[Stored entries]
——————
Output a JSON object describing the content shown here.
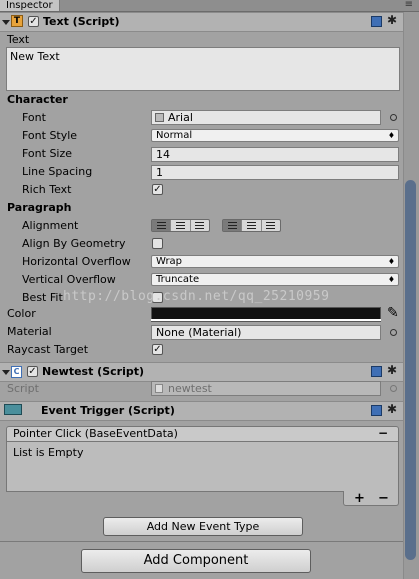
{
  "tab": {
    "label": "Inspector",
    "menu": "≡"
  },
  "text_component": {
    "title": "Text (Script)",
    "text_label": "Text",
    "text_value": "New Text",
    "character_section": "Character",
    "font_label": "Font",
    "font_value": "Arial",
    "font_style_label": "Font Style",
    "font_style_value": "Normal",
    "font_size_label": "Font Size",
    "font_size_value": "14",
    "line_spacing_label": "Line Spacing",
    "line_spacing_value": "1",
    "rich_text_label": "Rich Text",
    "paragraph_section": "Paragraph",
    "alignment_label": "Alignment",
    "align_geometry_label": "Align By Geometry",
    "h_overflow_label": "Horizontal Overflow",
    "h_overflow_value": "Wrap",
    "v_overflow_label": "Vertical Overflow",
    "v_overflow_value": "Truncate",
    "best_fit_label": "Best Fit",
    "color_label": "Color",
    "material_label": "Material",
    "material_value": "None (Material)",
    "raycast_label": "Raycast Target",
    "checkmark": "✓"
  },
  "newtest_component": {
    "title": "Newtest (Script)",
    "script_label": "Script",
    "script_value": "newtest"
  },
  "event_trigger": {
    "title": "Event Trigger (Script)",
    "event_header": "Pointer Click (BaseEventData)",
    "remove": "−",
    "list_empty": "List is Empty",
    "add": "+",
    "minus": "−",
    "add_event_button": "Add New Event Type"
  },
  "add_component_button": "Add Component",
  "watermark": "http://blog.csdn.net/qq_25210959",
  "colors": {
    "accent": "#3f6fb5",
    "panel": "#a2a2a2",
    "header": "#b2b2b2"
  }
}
——————
Can you repeat every record above exactly, apart from the pictures?

Output a JSON object describing the content shown here.
{
  "tab": {
    "label": "Inspector",
    "menu": "≡"
  },
  "text_component": {
    "title": "Text (Script)",
    "text_label": "Text",
    "text_value": "New Text",
    "character_section": "Character",
    "font_label": "Font",
    "font_value": "Arial",
    "font_style_label": "Font Style",
    "font_style_value": "Normal",
    "font_size_label": "Font Size",
    "font_size_value": "14",
    "line_spacing_label": "Line Spacing",
    "line_spacing_value": "1",
    "rich_text_label": "Rich Text",
    "paragraph_section": "Paragraph",
    "alignment_label": "Alignment",
    "align_geometry_label": "Align By Geometry",
    "h_overflow_label": "Horizontal Overflow",
    "h_overflow_value": "Wrap",
    "v_overflow_label": "Vertical Overflow",
    "v_overflow_value": "Truncate",
    "best_fit_label": "Best Fit",
    "color_label": "Color",
    "material_label": "Material",
    "material_value": "None (Material)",
    "raycast_label": "Raycast Target",
    "checkmark": "✓"
  },
  "newtest_component": {
    "title": "Newtest (Script)",
    "script_label": "Script",
    "script_value": "newtest"
  },
  "event_trigger": {
    "title": "Event Trigger (Script)",
    "event_header": "Pointer Click (BaseEventData)",
    "remove": "−",
    "list_empty": "List is Empty",
    "add": "+",
    "minus": "−",
    "add_event_button": "Add New Event Type"
  },
  "add_component_button": "Add Component",
  "watermark": "http://blog.csdn.net/qq_25210959",
  "colors": {
    "accent": "#3f6fb5",
    "panel": "#a2a2a2",
    "header": "#b2b2b2"
  }
}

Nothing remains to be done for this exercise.